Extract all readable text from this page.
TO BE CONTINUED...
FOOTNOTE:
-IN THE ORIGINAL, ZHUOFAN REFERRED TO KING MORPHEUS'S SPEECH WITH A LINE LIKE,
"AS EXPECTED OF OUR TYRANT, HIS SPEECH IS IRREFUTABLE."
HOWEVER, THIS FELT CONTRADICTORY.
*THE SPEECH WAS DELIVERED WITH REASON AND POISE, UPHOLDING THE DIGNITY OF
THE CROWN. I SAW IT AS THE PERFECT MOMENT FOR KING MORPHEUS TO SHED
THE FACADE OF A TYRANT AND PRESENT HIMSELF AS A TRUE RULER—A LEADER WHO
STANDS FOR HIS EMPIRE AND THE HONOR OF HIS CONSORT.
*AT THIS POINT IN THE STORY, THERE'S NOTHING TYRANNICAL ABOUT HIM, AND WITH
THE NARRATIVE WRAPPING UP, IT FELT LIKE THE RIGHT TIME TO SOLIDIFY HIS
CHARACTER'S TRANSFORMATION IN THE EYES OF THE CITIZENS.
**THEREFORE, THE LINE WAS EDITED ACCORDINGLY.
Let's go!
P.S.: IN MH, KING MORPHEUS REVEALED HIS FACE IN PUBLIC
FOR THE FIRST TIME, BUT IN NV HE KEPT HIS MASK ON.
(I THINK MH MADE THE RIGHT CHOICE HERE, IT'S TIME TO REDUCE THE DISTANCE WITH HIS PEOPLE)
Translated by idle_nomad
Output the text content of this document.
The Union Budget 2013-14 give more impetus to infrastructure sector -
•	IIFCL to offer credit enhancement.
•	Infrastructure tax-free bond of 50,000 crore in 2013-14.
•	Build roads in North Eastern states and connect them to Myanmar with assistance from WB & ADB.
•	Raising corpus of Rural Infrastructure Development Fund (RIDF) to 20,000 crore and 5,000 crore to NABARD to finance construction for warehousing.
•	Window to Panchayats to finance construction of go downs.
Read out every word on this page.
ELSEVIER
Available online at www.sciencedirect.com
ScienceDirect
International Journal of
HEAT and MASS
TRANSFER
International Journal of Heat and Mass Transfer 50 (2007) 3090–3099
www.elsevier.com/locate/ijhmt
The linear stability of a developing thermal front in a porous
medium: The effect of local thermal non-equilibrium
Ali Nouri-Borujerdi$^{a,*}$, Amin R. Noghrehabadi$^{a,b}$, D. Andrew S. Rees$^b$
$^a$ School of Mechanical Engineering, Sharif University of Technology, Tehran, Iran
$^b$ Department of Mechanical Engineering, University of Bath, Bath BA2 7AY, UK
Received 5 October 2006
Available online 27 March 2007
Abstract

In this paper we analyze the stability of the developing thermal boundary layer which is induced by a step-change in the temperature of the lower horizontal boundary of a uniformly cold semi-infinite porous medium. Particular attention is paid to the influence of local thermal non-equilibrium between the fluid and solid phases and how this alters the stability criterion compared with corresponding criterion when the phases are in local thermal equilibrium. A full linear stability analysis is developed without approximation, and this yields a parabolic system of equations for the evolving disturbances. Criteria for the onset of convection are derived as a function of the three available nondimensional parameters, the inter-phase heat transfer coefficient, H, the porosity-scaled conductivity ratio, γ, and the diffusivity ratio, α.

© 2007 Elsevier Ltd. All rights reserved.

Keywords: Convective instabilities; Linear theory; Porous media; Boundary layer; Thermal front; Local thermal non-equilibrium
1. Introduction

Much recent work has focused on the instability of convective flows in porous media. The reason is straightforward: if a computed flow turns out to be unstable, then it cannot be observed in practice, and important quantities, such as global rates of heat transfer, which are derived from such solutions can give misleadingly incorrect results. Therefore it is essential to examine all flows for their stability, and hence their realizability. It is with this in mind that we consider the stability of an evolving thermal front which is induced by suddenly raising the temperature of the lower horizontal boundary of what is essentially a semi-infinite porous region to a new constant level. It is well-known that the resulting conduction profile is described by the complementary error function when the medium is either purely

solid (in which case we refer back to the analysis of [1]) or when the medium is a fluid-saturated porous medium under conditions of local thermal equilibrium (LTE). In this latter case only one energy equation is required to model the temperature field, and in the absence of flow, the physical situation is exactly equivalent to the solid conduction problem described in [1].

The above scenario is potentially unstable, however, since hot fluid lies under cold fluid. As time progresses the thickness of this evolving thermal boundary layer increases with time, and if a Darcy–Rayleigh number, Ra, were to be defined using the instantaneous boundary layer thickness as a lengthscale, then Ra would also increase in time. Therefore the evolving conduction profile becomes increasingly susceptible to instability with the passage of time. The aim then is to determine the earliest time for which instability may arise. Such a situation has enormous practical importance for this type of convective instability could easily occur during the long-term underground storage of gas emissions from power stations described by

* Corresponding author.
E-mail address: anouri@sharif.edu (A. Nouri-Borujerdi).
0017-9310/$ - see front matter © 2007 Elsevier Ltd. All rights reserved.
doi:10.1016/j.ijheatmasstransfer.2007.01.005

•••

Task goal
All of the material above needs to be retyped word for word.

Answer for the task
Extract all readable text from this page.
TO BE CONTINUED...
FOOTNOTE:
-IN THE ORIGINAL, ZHUOFAN REFERRED TO KING MORPHEUS'S SPEECH WITH A LINE LIKE,
"AS EXPECTED OF OUR TYRANT, HIS SPEECH IS IRREFUTABLE."
HOWEVER, THIS FELT CONTRADICTORY.
*THE SPEECH WAS DELIVERED WITH REASON AND POISE, UPHOLDING THE DIGNITY OF
THE CROWN. I SAW IT AS THE PERFECT MOMENT FOR KING MORPHEUS TO SHED
THE FACADE OF A TYRANT AND PRESENT HIMSELF AS A TRUE RULER—A LEADER WHO
STANDS FOR HIS EMPIRE AND THE HONOR OF HIS CONSORT.
*AT THIS POINT IN THE STORY, THERE'S NOTHING TYRANNICAL ABOUT HIM, AND WITH
THE NARRATIVE WRAPPING UP, IT FELT LIKE THE RIGHT TIME TO SOLIDIFY HIS
CHARACTER'S TRANSFORMATION IN THE EYES OF THE CITIZENS.
**THEREFORE, THE LINE WAS EDITED ACCORDINGLY.
Let's go!
P.S.: IN MH, KING MORPHEUS REVEALED HIS FACE IN PUBLIC
FOR THE FIRST TIME, BUT IN NV HE KEPT HIS MASK ON.
(I THINK MH MADE THE RIGHT CHOICE HERE, IT'S TIME TO REDUCE THE DISTANCE WITH HIS PEOPLE)
Translated by idle_nomad
Output the text content of this document.
The Union Budget 2013-14 give more impetus to infrastructure sector -
•	IIFCL to offer credit enhancement.
•	Infrastructure tax-free bond of 50,000 crore in 2013-14.
•	Build roads in North Eastern states and connect them to Myanmar with assistance from WB & ADB.
•	Raising corpus of Rural Infrastructure Development Fund (RIDF) to 20,000 crore and 5,000 crore to NABARD to finance construction for warehousing.
•	Window to Panchayats to finance construction of go downs.
Read out every word on this page.
ELSEVIER
Available online at www.sciencedirect.com
ScienceDirect
International Journal of
HEAT and MASS
TRANSFER
International Journal of Heat and Mass Transfer 50 (2007) 3090–3099
www.elsevier.com/locate/ijhmt
The linear stability of a developing thermal front in a porous
medium: The effect of local thermal non-equilibrium
Ali Nouri-Borujerdi$^{a,*}$, Amin R. Noghrehabadi$^{a,b}$, D. Andrew S. Rees$^b$
$^a$ School of Mechanical Engineering, Sharif University of Technology, Tehran, Iran
$^b$ Department of Mechanical Engineering, University of Bath, Bath BA2 7AY, UK
Received 5 October 2006
Available online 27 March 2007
Abstract

In this paper we analyze the stability of the developing thermal boundary layer which is induced by a step-change in the temperature of the lower horizontal boundary of a uniformly cold semi-infinite porous medium. Particular attention is paid to the influence of local thermal non-equilibrium between the fluid and solid phases and how this alters the stability criterion compared with corresponding criterion when the phases are in local thermal equilibrium. A full linear stability analysis is developed without approximation, and this yields a parabolic system of equations for the evolving disturbances. Criteria for the onset of convection are derived as a function of the three available nondimensional parameters, the inter-phase heat transfer coefficient, H, the porosity-scaled conductivity ratio, γ, and the diffusivity ratio, α.

© 2007 Elsevier Ltd. All rights reserved.

Keywords: Convective instabilities; Linear theory; Porous media; Boundary layer; Thermal front; Local thermal non-equilibrium
1. Introduction

Much recent work has focused on the instability of convective flows in porous media. The reason is straightforward: if a computed flow turns out to be unstable, then it cannot be observed in practice, and important quantities, such as global rates of heat transfer, which are derived from such solutions can give misleadingly incorrect results. Therefore it is essential to examine all flows for their stability, and hence their realizability. It is with this in mind that we consider the stability of an evolving thermal front which is induced by suddenly raising the temperature of the lower horizontal boundary of what is essentially a semi-infinite porous region to a new constant level. It is well-known that the resulting conduction profile is described by the complementary error function when the medium is either purely

solid (in which case we refer back to the analysis of [1]) or when the medium is a fluid-saturated porous medium under conditions of local thermal equilibrium (LTE). In this latter case only one energy equation is required to model the temperature field, and in the absence of flow, the physical situation is exactly equivalent to the solid conduction problem described in [1].

The above scenario is potentially unstable, however, since hot fluid lies under cold fluid. As time progresses the thickness of this evolving thermal boundary layer increases with time, and if a Darcy–Rayleigh number, Ra, were to be defined using the instantaneous boundary layer thickness as a lengthscale, then Ra would also increase in time. Therefore the evolving conduction profile becomes increasingly susceptible to instability with the passage of time. The aim then is to determine the earliest time for which instability may arise. Such a situation has enormous practical importance for this type of convective instability could easily occur during the long-term underground storage of gas emissions from power stations described by

* Corresponding author.
E-mail address: anouri@sharif.edu (A. Nouri-Borujerdi).
0017-9310/$ - see front matter © 2007 Elsevier Ltd. All rights reserved.
doi:10.1016/j.ijheatmasstransfer.2007.01.005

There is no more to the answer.